**Your goal**
Return only the number of lines in the entries below that hold the word "this".

[Some records]
------------------------------
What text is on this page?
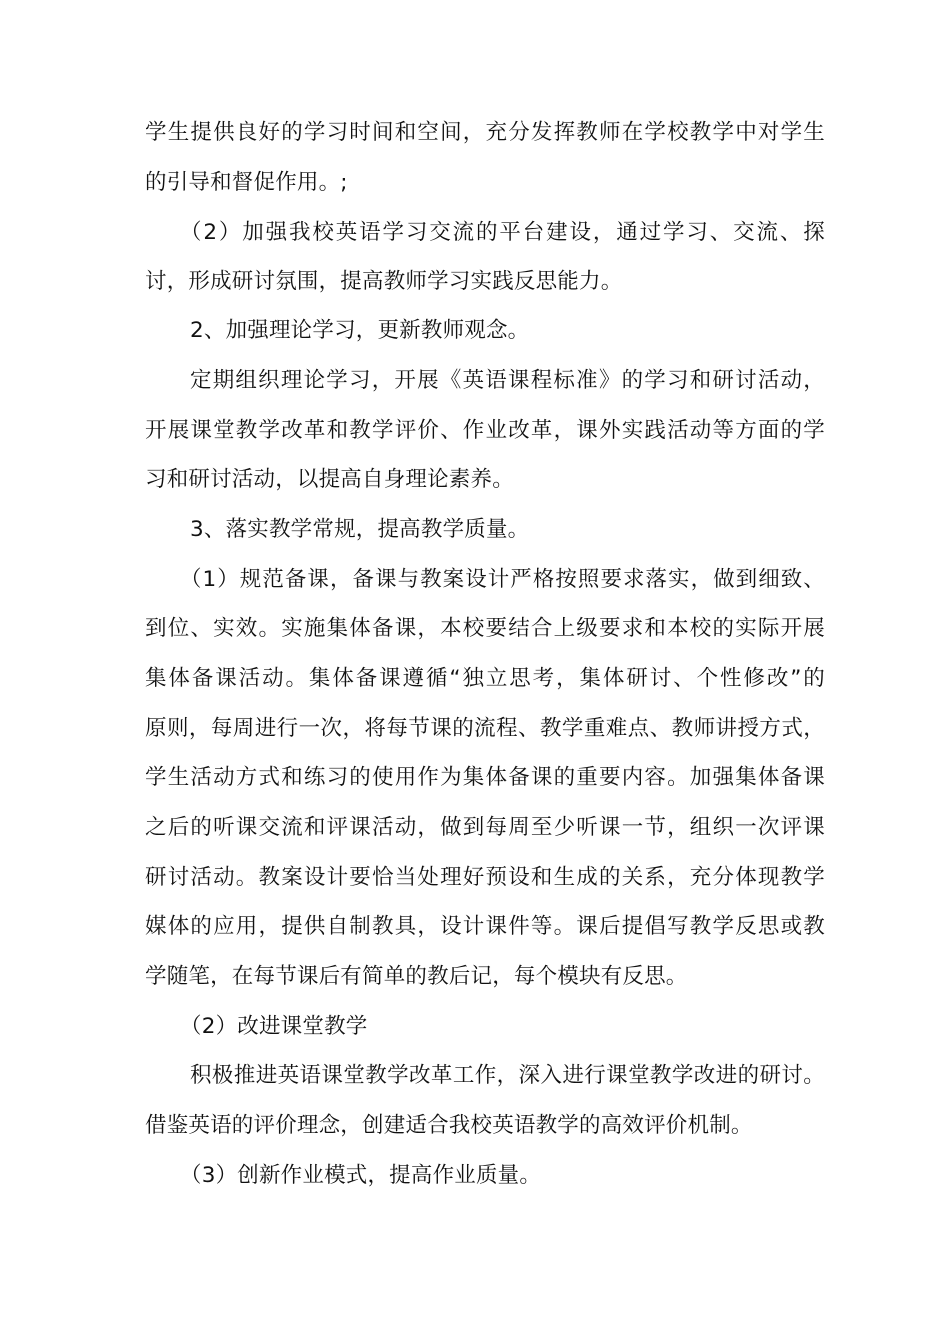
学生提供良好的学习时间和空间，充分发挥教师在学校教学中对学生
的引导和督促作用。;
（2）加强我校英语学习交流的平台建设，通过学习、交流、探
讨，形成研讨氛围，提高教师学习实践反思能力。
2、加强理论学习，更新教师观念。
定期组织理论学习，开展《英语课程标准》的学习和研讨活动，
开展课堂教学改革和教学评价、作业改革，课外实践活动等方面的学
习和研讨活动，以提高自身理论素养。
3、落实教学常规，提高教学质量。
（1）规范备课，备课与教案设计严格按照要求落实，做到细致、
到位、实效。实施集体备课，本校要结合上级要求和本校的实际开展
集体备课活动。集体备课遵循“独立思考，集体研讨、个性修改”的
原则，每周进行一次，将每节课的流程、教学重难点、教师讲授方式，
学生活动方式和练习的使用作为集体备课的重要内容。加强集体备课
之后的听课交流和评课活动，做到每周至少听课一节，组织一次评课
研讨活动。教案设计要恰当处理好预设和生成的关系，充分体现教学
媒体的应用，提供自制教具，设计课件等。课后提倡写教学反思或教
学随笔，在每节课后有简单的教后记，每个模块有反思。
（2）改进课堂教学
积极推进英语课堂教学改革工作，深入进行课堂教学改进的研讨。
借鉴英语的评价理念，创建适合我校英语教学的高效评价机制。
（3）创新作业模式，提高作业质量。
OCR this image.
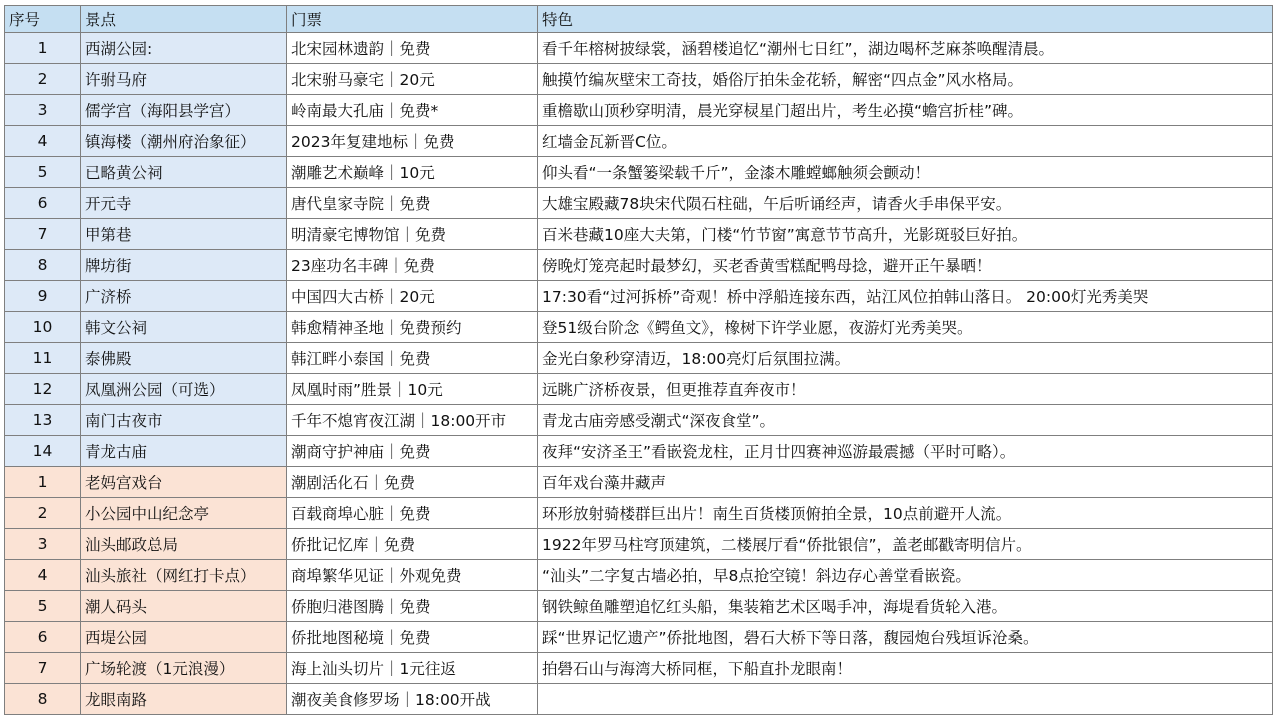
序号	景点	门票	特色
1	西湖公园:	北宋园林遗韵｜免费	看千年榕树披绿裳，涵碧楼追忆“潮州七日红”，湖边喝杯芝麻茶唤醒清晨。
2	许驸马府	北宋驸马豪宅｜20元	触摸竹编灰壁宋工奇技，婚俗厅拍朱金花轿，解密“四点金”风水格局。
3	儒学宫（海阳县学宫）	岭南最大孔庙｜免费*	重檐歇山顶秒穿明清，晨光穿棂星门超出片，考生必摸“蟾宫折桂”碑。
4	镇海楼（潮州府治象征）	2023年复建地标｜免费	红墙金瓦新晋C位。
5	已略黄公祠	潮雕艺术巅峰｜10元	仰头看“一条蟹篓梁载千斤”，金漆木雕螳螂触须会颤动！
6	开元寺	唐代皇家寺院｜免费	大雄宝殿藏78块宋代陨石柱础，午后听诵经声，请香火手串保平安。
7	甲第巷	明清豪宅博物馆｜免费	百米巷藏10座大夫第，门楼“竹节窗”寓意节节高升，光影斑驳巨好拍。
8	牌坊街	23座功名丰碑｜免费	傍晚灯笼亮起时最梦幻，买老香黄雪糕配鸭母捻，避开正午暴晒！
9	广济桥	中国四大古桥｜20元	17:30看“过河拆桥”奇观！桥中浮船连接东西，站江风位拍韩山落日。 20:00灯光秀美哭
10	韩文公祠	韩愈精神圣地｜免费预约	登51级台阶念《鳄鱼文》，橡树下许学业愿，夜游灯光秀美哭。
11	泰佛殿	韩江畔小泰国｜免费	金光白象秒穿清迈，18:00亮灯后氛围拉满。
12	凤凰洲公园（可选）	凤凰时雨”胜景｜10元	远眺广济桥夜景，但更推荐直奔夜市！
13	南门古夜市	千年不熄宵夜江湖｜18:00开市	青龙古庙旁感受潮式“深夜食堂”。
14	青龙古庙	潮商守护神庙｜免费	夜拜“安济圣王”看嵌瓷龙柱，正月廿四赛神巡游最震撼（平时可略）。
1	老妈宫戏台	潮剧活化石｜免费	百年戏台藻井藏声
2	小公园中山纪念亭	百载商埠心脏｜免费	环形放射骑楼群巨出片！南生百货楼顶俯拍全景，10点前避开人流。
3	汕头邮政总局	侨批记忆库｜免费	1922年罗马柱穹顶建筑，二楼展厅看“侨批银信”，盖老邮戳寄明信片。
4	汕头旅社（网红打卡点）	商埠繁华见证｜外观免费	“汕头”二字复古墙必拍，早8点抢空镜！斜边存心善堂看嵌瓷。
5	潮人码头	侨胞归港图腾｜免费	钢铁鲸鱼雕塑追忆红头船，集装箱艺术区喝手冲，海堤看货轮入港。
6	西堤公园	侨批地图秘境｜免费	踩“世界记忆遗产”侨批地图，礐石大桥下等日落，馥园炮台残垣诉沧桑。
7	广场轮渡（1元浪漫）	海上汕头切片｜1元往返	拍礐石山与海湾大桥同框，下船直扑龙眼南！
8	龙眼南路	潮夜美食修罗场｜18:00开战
------------------------------
**Right answer**
2